-- Begin --

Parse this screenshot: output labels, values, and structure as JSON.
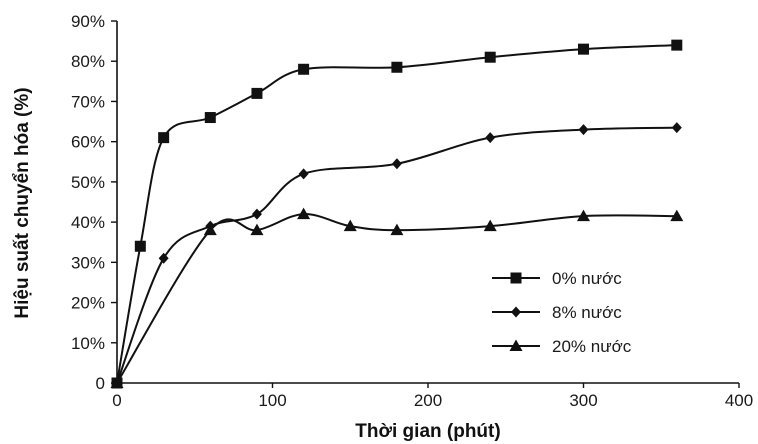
{
  "chart_data": {
    "type": "line",
    "title": "",
    "xlabel": "Thời gian (phút)",
    "ylabel": "Hiệu suất chuyển hóa (%)",
    "xlim": [
      0,
      400
    ],
    "ylim": [
      0,
      90
    ],
    "x_ticks": [
      0,
      100,
      200,
      300,
      400
    ],
    "x_tick_labels": [
      "0",
      "100",
      "200",
      "300",
      "400"
    ],
    "y_ticks": [
      0,
      10,
      20,
      30,
      40,
      50,
      60,
      70,
      80,
      90
    ],
    "y_tick_labels": [
      "0",
      "10%",
      "20%",
      "30%",
      "40%",
      "50%",
      "60%",
      "70%",
      "80%",
      "90%"
    ],
    "grid": false,
    "legend_position": "lower-right",
    "series": [
      {
        "name": "0% nước",
        "marker": "square",
        "x": [
          0,
          15,
          30,
          60,
          90,
          120,
          180,
          240,
          300,
          360
        ],
        "y": [
          0,
          34,
          61,
          66,
          72,
          78,
          78.5,
          81,
          83,
          84
        ]
      },
      {
        "name": "8% nước",
        "marker": "diamond",
        "x": [
          0,
          30,
          60,
          90,
          120,
          180,
          240,
          300,
          360
        ],
        "y": [
          0,
          31,
          39,
          42,
          52,
          54.5,
          61,
          63,
          63.5
        ]
      },
      {
        "name": "20% nước",
        "marker": "triangle",
        "x": [
          0,
          60,
          90,
          120,
          150,
          180,
          240,
          300,
          360
        ],
        "y": [
          0,
          38,
          38,
          42,
          39,
          38,
          39,
          41.5,
          41.5
        ]
      }
    ]
  }
}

-- End --

▶ **Written exercise**:
Copy every record character for character. Skip the pictures.

▶ **Task response**:
Parse this screenshot: output labels, values, and structure as JSON.
{
  "chart_data": {
    "type": "line",
    "title": "",
    "xlabel": "Thời gian (phút)",
    "ylabel": "Hiệu suất chuyển hóa (%)",
    "xlim": [
      0,
      400
    ],
    "ylim": [
      0,
      90
    ],
    "x_ticks": [
      0,
      100,
      200,
      300,
      400
    ],
    "x_tick_labels": [
      "0",
      "100",
      "200",
      "300",
      "400"
    ],
    "y_ticks": [
      0,
      10,
      20,
      30,
      40,
      50,
      60,
      70,
      80,
      90
    ],
    "y_tick_labels": [
      "0",
      "10%",
      "20%",
      "30%",
      "40%",
      "50%",
      "60%",
      "70%",
      "80%",
      "90%"
    ],
    "grid": false,
    "legend_position": "lower-right",
    "series": [
      {
        "name": "0% nước",
        "marker": "square",
        "x": [
          0,
          15,
          30,
          60,
          90,
          120,
          180,
          240,
          300,
          360
        ],
        "y": [
          0,
          34,
          61,
          66,
          72,
          78,
          78.5,
          81,
          83,
          84
        ]
      },
      {
        "name": "8% nước",
        "marker": "diamond",
        "x": [
          0,
          30,
          60,
          90,
          120,
          180,
          240,
          300,
          360
        ],
        "y": [
          0,
          31,
          39,
          42,
          52,
          54.5,
          61,
          63,
          63.5
        ]
      },
      {
        "name": "20% nước",
        "marker": "triangle",
        "x": [
          0,
          60,
          90,
          120,
          150,
          180,
          240,
          300,
          360
        ],
        "y": [
          0,
          38,
          38,
          42,
          39,
          38,
          39,
          41.5,
          41.5
        ]
      }
    ]
  }
}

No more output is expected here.